**** Listed records ****
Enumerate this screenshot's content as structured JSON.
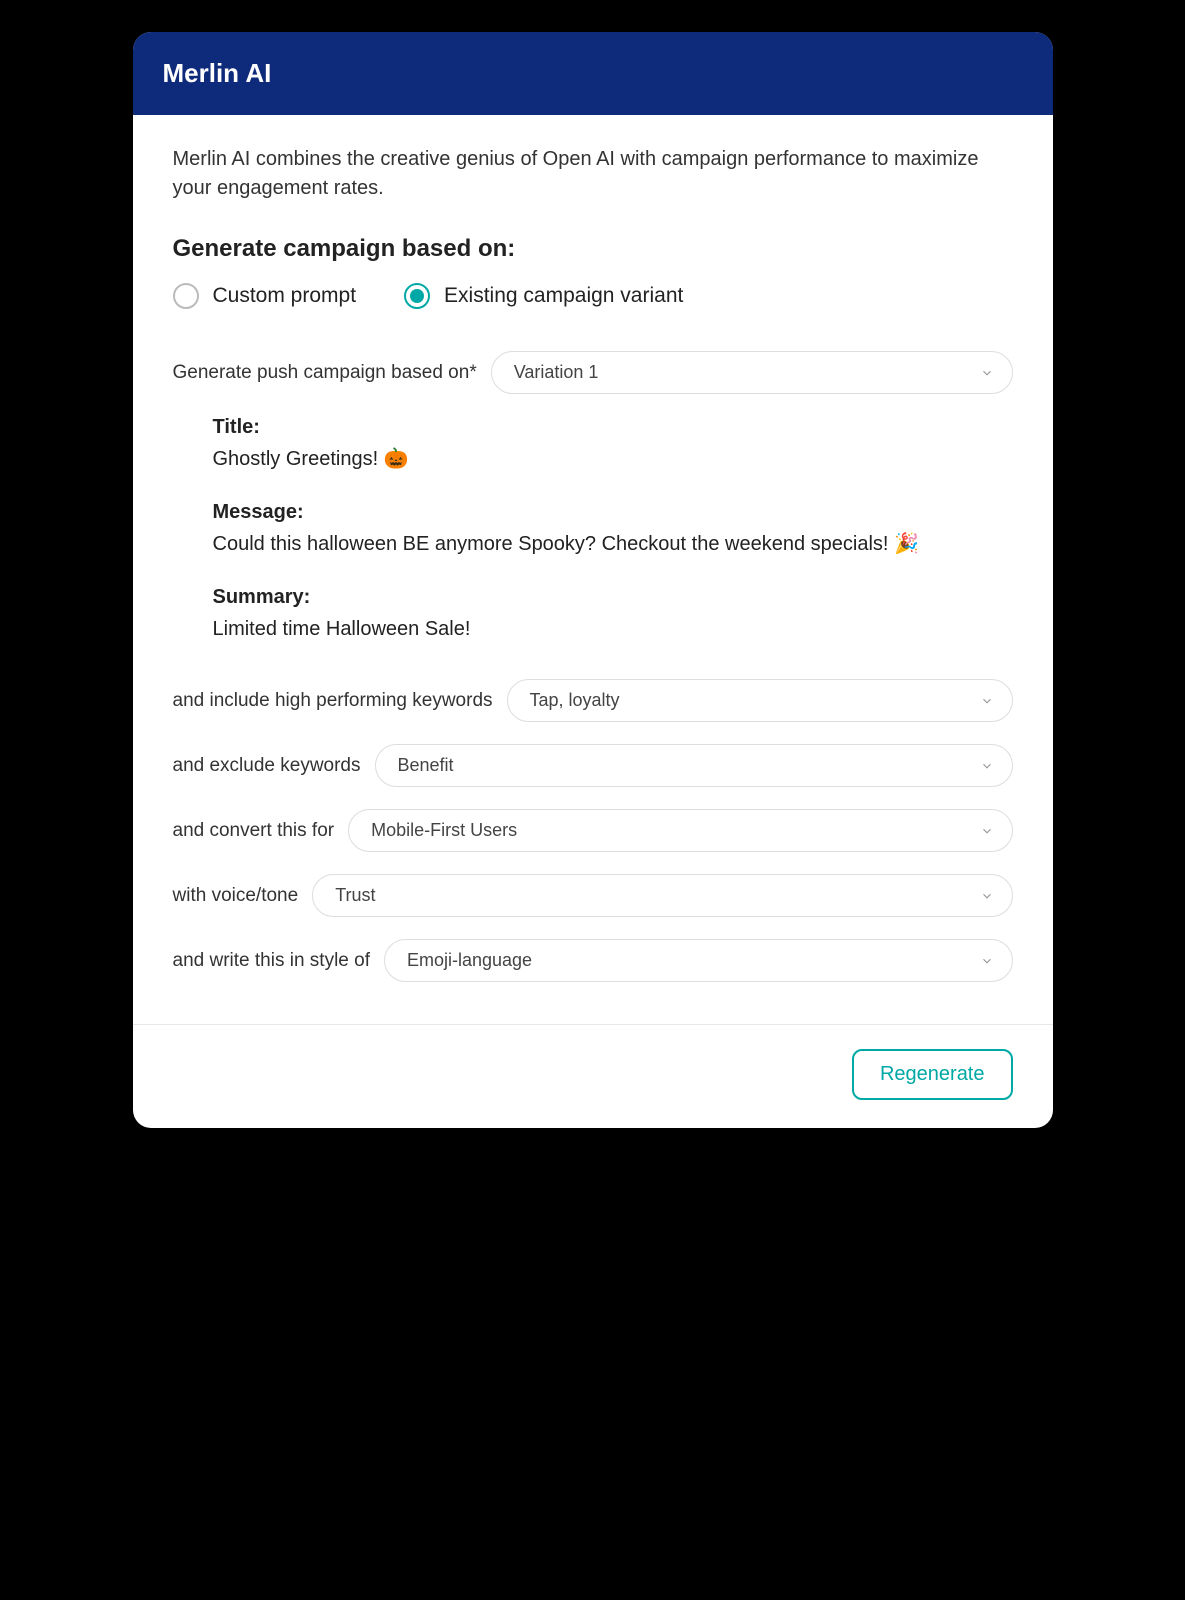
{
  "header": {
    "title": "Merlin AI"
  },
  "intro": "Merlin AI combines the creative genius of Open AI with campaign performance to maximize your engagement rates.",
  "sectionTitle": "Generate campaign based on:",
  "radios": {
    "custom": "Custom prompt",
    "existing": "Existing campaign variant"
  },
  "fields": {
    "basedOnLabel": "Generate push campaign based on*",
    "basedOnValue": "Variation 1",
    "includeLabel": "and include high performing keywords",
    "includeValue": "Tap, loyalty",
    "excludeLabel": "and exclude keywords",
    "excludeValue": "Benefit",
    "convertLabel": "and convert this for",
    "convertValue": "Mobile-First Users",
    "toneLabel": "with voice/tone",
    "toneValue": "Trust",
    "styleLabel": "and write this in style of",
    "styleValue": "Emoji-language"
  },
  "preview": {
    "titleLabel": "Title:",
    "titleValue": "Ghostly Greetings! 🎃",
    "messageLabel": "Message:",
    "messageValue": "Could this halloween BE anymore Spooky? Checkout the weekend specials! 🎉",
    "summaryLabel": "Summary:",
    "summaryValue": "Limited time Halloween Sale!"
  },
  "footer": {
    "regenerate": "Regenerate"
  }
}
****
■ Given problem ■
Quote the listing above in full, except for the pictures.

■ The response ■
Enumerate this screenshot's content as structured JSON.
{
  "header": {
    "title": "Merlin AI"
  },
  "intro": "Merlin AI combines the creative genius of Open AI with campaign performance to maximize your engagement rates.",
  "sectionTitle": "Generate campaign based on:",
  "radios": {
    "custom": "Custom prompt",
    "existing": "Existing campaign variant"
  },
  "fields": {
    "basedOnLabel": "Generate push campaign based on*",
    "basedOnValue": "Variation 1",
    "includeLabel": "and include high performing keywords",
    "includeValue": "Tap, loyalty",
    "excludeLabel": "and exclude keywords",
    "excludeValue": "Benefit",
    "convertLabel": "and convert this for",
    "convertValue": "Mobile-First Users",
    "toneLabel": "with voice/tone",
    "toneValue": "Trust",
    "styleLabel": "and write this in style of",
    "styleValue": "Emoji-language"
  },
  "preview": {
    "titleLabel": "Title:",
    "titleValue": "Ghostly Greetings! 🎃",
    "messageLabel": "Message:",
    "messageValue": "Could this halloween BE anymore Spooky? Checkout the weekend specials! 🎉",
    "summaryLabel": "Summary:",
    "summaryValue": "Limited time Halloween Sale!"
  },
  "footer": {
    "regenerate": "Regenerate"
  }
}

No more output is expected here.